━━━━━ PASSAGE SHOWN ━━━━━

In practice, the problem of comparing connections looking for similarities can be complicated by clock synchronization (if comparing measurements made by different monitors), propagation delays (the lag between traffic showing up on one connection and then appearing on the other), packet loss and retransmission, and packetization variations. Moreover, an intruder can intentionally inject noise in an attempt to evade the monitor. Therefore, the detection mechanism must be highly robust if it is to avoid excessive false negatives.

3.10 Responsiveness

Another important design parameter is the responsiveness of the detection algorithm. That is, after a stepping-stone connection starts, how long does it take for the monitor to detect it? Clearly, it is desirable to detect stepping stones as quickly as possible, to enable taking additional actions such as recording related traffic or shutting down the connection. However, in many cases waiting longer allows the monitor to gather more information and consequently it can detect stepping stones more accurately, resulting in a tradeoff of responsiveness versus accuracy.

Another consideration related to responsiveness concerns the system resources consumed by the detection algorithm. If we want to detect stepping stones quickly, then we must take care not to require more resources than the monitor can devote to detection over a short time period. On the other hand, if off-line analysis is sufficient, then we can use potentially more resource-intensive algorithms.

3.11 Open vs. evasive attackers

In general, intrusion detection becomes much more difficult when the attacker actively attempts to evade detection by the monitor [PN98,Pa98]. The difference between the two can come down to the utility of relying on heuristics rather than airtight algorithms: heuristics might work well for ``open'' (non-evasive) attackers, but completely fail in the face of an actively evasive attacker.

While ideally any detection algorithms we develop would be resistant to evasive attackers, ensuring such robustness can sometimes be exceedingly difficult, and we proceed here on the assumption that there is utility in ``raising the bar'' even when a detection algorithm can be defeated by a sufficiently aggressive attacker. In particular, for timing-based algorithms such as those we develop, we would like it to be the case that the only way to defeat the algorithm is for an attacker to have to introduce large delays in their interactive sessions, so that their inconvenience is maximized. We assess our algorithm's resistance to evasion in § .

━━━━━ DATA LINES ━━━━━

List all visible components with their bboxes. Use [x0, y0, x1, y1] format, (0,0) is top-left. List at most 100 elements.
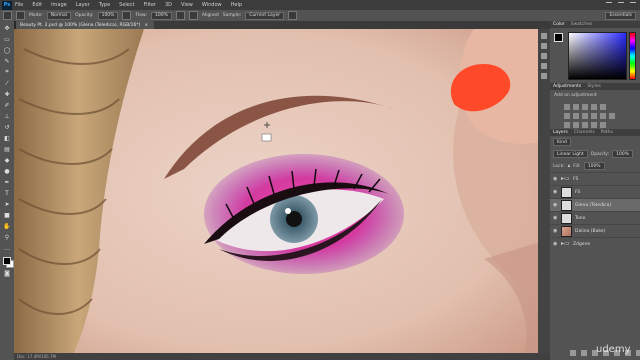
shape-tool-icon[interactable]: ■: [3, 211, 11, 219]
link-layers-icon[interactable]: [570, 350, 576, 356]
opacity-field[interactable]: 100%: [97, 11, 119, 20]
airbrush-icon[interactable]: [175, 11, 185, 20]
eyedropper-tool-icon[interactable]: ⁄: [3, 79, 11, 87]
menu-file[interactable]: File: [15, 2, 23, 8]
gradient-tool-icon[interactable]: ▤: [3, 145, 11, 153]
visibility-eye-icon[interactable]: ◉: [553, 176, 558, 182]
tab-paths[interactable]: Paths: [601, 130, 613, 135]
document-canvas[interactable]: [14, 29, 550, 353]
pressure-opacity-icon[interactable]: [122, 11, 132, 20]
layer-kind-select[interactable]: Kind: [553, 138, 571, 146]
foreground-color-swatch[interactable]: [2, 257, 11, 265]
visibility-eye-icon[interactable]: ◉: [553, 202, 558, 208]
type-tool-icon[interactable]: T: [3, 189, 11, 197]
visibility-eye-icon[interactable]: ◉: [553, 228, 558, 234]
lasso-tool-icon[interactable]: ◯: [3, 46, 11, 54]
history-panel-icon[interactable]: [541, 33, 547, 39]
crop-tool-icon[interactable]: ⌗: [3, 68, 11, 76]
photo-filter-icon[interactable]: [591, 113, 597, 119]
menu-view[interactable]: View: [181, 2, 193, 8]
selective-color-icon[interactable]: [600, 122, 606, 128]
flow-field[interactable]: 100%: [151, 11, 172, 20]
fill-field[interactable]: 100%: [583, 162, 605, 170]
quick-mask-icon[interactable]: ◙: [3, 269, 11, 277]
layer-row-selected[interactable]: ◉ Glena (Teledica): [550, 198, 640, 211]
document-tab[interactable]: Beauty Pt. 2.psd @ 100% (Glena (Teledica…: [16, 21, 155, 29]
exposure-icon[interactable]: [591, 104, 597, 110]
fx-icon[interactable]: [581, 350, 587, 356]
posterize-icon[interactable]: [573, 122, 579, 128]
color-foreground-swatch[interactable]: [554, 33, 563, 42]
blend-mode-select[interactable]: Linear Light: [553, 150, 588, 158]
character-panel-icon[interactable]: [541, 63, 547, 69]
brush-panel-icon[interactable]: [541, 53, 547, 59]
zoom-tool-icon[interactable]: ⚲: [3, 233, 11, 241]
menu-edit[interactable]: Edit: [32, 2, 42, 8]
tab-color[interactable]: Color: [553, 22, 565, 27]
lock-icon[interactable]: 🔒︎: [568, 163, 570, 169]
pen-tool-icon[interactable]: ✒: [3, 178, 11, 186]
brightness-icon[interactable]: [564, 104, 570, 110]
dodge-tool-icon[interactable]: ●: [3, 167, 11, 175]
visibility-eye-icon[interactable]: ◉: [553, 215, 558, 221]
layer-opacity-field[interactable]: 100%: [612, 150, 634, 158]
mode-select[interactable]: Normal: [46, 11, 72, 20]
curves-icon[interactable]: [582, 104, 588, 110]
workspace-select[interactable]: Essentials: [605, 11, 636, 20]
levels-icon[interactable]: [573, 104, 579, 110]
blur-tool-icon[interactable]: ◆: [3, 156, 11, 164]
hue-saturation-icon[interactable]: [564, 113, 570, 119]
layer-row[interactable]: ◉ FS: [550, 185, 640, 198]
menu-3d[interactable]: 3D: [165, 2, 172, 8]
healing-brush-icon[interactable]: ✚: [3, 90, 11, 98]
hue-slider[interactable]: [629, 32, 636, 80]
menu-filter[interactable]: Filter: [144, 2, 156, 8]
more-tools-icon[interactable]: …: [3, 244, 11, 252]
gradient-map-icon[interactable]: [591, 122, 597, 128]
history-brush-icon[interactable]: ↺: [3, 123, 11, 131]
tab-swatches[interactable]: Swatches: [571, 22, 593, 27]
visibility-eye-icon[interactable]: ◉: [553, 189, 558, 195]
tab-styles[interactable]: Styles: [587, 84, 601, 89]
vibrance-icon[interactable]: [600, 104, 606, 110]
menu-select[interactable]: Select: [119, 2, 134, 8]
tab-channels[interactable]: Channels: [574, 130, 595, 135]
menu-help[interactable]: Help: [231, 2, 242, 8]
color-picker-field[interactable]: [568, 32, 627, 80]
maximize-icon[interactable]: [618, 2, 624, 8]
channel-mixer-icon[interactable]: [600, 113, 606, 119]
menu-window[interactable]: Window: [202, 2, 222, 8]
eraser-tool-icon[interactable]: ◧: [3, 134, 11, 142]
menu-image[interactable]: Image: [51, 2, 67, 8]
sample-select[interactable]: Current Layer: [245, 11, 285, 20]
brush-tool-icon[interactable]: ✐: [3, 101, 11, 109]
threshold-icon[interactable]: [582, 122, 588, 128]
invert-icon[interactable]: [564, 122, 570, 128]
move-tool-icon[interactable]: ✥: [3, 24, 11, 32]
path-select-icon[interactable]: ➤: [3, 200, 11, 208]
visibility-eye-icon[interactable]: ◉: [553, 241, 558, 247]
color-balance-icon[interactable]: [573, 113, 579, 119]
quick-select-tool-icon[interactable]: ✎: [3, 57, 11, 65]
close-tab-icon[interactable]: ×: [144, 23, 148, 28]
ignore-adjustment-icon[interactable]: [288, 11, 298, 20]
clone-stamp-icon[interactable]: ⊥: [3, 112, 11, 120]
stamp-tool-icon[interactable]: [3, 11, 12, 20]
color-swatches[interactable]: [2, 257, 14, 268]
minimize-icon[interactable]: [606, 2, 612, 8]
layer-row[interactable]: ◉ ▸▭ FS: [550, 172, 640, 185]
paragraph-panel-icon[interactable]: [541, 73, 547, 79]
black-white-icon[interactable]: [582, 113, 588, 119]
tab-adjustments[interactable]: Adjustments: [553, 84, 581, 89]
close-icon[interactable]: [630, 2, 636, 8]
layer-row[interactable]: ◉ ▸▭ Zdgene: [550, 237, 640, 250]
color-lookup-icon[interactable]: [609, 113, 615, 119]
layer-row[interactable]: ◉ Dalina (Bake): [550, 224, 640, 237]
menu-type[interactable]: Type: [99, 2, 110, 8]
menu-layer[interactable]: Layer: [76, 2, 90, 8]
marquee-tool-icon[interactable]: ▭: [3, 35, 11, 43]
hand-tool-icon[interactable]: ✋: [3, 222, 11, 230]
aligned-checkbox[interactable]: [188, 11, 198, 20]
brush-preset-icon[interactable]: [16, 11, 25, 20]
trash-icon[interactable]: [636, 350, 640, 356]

━━━━━

WHAT TO WORK ON —
a) Copy out, without any change, the lines of the entries starting with the one containing "shape-tool-icon[interactable]: ■: [3, 211, 11, 219]" and ending with the one containing "selective-color-icon[interactable]: [600, 122, 606, 128]", including both of those lines.
b) Extend the passage on detecting stepping-stone connections, picking up after its final sentence.

RESPONSES TO THE EXERCISE —
a)
shape-tool-icon[interactable]: ■: [3, 211, 11, 219]
link-layers-icon[interactable]: [570, 350, 576, 356]
opacity-field[interactable]: 100%: [97, 11, 119, 20]
airbrush-icon[interactable]: [175, 11, 185, 20]
eyedropper-tool-icon[interactable]: ⁄: [3, 79, 11, 87]
menu-file[interactable]: File: [15, 2, 23, 8]
gradient-tool-icon[interactable]: ▤: [3, 145, 11, 153]
visibility-eye-icon[interactable]: ◉: [553, 176, 558, 182]
tab-paths[interactable]: Paths: [601, 130, 613, 135]
document-canvas[interactable]: [14, 29, 550, 353]
pressure-opacity-icon[interactable]: [122, 11, 132, 20]
layer-kind-select[interactable]: Kind: [553, 138, 571, 146]
foreground-color-swatch[interactable]: [2, 257, 11, 265]
visibility-eye-icon[interactable]: ◉: [553, 202, 558, 208]
type-tool-icon[interactable]: T: [3, 189, 11, 197]
visibility-eye-icon[interactable]: ◉: [553, 228, 558, 234]
lasso-tool-icon[interactable]: ◯: [3, 46, 11, 54]
history-panel-icon[interactable]: [541, 33, 547, 39]
crop-tool-icon[interactable]: ⌗: [3, 68, 11, 76]
photo-filter-icon[interactable]: [591, 113, 597, 119]
menu-view[interactable]: View: [181, 2, 193, 8]
selective-color-icon[interactable]: [600, 122, 606, 128]

b)
4. A Timing-Based Algorithm

In this section we develop a stepping-stone detection algorithm that works by correlating different connections based solely on timing information. As discussed in the previous section, our design is motivated in high-level terms by the basic approach of identifying invariants. Moreover, the algorithm leverages the particulars of how interactive traffic behaves. This leads to an algorithm that is very effective for detecting interactive traffic (see evaluation in § ), and should work well for detecting other forms of traffic that exhibit clear ON/OFF patterns.

4.1 ON/OFF periods

We begin by defining ON and OFF periods. When there is no data traffic on a flow for more than $T_{\mbox{idle}}$ seconds, the connection is considered to be in an OFF period. We consider a packet as containing data only if it carries new (non-retransmitted, non-keepalive) data in its TCP payload. When a packet with non-empty payload then appears, the flow ends its OFF period and begins an ON period, which lasts until the flow again goes data-idle for $T_{\mbox{idle}}$ seconds.

The motivation for considering traffic as structured into ON and OFF periods comes from the strikingly distinct distribution of the spacing between user keystrokes. Studies of Internet traffic have found that keystroke interarrivals are very well described by a Pareto distribution with fixed parameters [DJCME92,PF95]. The parameters are such that the distribution exhibits infinite variance, which in practical terms means a very wide range of values. In particular, large values are not uncommon: about 25% of keystroke packets come 500 msec or more apart, and 15% come 1 sec or more apart (1.6% come 10 sec or more apart). Thus, interactive traffic will often have significant OFF times. We can then exploit the tendency of machine-driven, non-interactive traffic to send packets back-to-back, with a very short interval between them, to discriminate non-interactive traffic from interactive.

4.2 Timing correlation when OFF periods end

The strategy underlying the algorithm is to correlate connections based on coincidences in when connection OFF periods end, or, equivalently, when ON periods begin.

Intuitively, given two connections C₁ and C₂, if $C_1\equiv_{stepping}C_2$ , it is very likely that C₁ and C₂ often leave OFF periods at similar times--the user presses a keystroke and it is sent along first C₁ and then shortly along C₂, or a program they have executed finishes running and produces output or they receive a new shell prompt (in which case the activity ripples from C₂ to C₁).

The inverse is also likely to be true. That is, if C₁ and C₂ often leave OFF periods at similar times, then it is likely that $C_1\equiv_{stepping}C_2$ , because there are not many other mechanisms that can lead to such coincidences. (We discuss two such mechanisms in § : periodic traffic with slightly different periods, and broadcast messages.)

By quantifying similar and often, we transform the above strategy into the following detection criteria:

1.

We consider two OFF periods correlated if their ending times differ by $\le \delta$ , where $\delta$ is a control parameter.

2.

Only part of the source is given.